## Task prompt
Every entry below should be repeated exactly; the pictures should not.

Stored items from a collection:
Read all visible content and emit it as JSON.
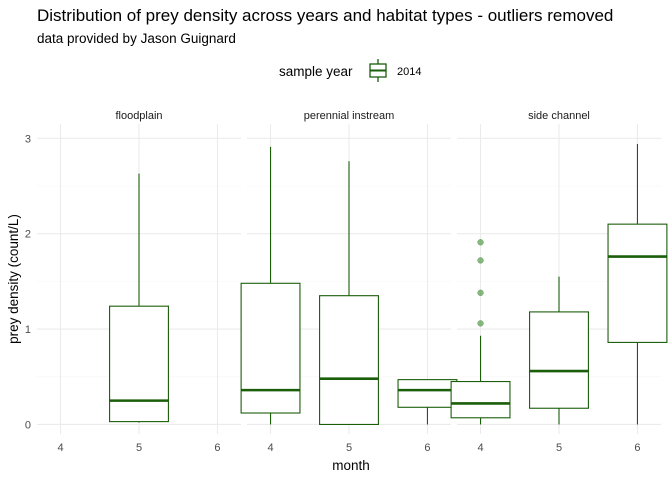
{
  "chart_data": {
    "type": "boxplot",
    "title": "Distribution of prey density across years and habitat types - outliers removed",
    "subtitle": "data provided by Jason Guignard",
    "xlabel": "month",
    "ylabel": "prey density (count/L)",
    "legend": {
      "title": "sample year",
      "entries": [
        "2014"
      ],
      "placement": "top"
    },
    "series_color": "#1a5e0a",
    "outlier_color": "#5fa055",
    "x_categories": [
      "4",
      "5",
      "6"
    ],
    "ylim": [
      -0.1,
      3.15
    ],
    "y_ticks": [
      0,
      1,
      2,
      3
    ],
    "grid": true,
    "facets": [
      {
        "name": "floodplain",
        "boxes": [
          {
            "month": "5",
            "min": 0.02,
            "q1": 0.03,
            "median": 0.25,
            "q3": 1.24,
            "max": 2.63,
            "outliers": []
          }
        ]
      },
      {
        "name": "perennial instream",
        "boxes": [
          {
            "month": "4",
            "min": 0.0,
            "q1": 0.12,
            "median": 0.36,
            "q3": 1.48,
            "max": 2.91,
            "outliers": []
          },
          {
            "month": "5",
            "min": 0.0,
            "q1": 0.0,
            "median": 0.48,
            "q3": 1.35,
            "max": 2.76,
            "outliers": []
          },
          {
            "month": "6",
            "min": 0.0,
            "q1": 0.18,
            "median": 0.36,
            "q3": 0.47,
            "max": 0.47,
            "outliers": []
          }
        ]
      },
      {
        "name": "side channel",
        "boxes": [
          {
            "month": "4",
            "min": 0.0,
            "q1": 0.07,
            "median": 0.22,
            "q3": 0.45,
            "max": 0.93,
            "outliers": [
              1.06,
              1.38,
              1.72,
              1.91
            ]
          },
          {
            "month": "5",
            "min": 0.0,
            "q1": 0.17,
            "median": 0.56,
            "q3": 1.18,
            "max": 1.55,
            "outliers": []
          },
          {
            "month": "6",
            "min": 0.0,
            "q1": 0.86,
            "median": 1.76,
            "q3": 2.1,
            "max": 2.94,
            "outliers": []
          }
        ]
      }
    ]
  }
}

## Task output
Read all visible content and emit it as JSON.
{
  "chart_data": {
    "type": "boxplot",
    "title": "Distribution of prey density across years and habitat types - outliers removed",
    "subtitle": "data provided by Jason Guignard",
    "xlabel": "month",
    "ylabel": "prey density (count/L)",
    "legend": {
      "title": "sample year",
      "entries": [
        "2014"
      ],
      "placement": "top"
    },
    "series_color": "#1a5e0a",
    "outlier_color": "#5fa055",
    "x_categories": [
      "4",
      "5",
      "6"
    ],
    "ylim": [
      -0.1,
      3.15
    ],
    "y_ticks": [
      0,
      1,
      2,
      3
    ],
    "grid": true,
    "facets": [
      {
        "name": "floodplain",
        "boxes": [
          {
            "month": "5",
            "min": 0.02,
            "q1": 0.03,
            "median": 0.25,
            "q3": 1.24,
            "max": 2.63,
            "outliers": []
          }
        ]
      },
      {
        "name": "perennial instream",
        "boxes": [
          {
            "month": "4",
            "min": 0.0,
            "q1": 0.12,
            "median": 0.36,
            "q3": 1.48,
            "max": 2.91,
            "outliers": []
          },
          {
            "month": "5",
            "min": 0.0,
            "q1": 0.0,
            "median": 0.48,
            "q3": 1.35,
            "max": 2.76,
            "outliers": []
          },
          {
            "month": "6",
            "min": 0.0,
            "q1": 0.18,
            "median": 0.36,
            "q3": 0.47,
            "max": 0.47,
            "outliers": []
          }
        ]
      },
      {
        "name": "side channel",
        "boxes": [
          {
            "month": "4",
            "min": 0.0,
            "q1": 0.07,
            "median": 0.22,
            "q3": 0.45,
            "max": 0.93,
            "outliers": [
              1.06,
              1.38,
              1.72,
              1.91
            ]
          },
          {
            "month": "5",
            "min": 0.0,
            "q1": 0.17,
            "median": 0.56,
            "q3": 1.18,
            "max": 1.55,
            "outliers": []
          },
          {
            "month": "6",
            "min": 0.0,
            "q1": 0.86,
            "median": 1.76,
            "q3": 2.1,
            "max": 2.94,
            "outliers": []
          }
        ]
      }
    ]
  }
}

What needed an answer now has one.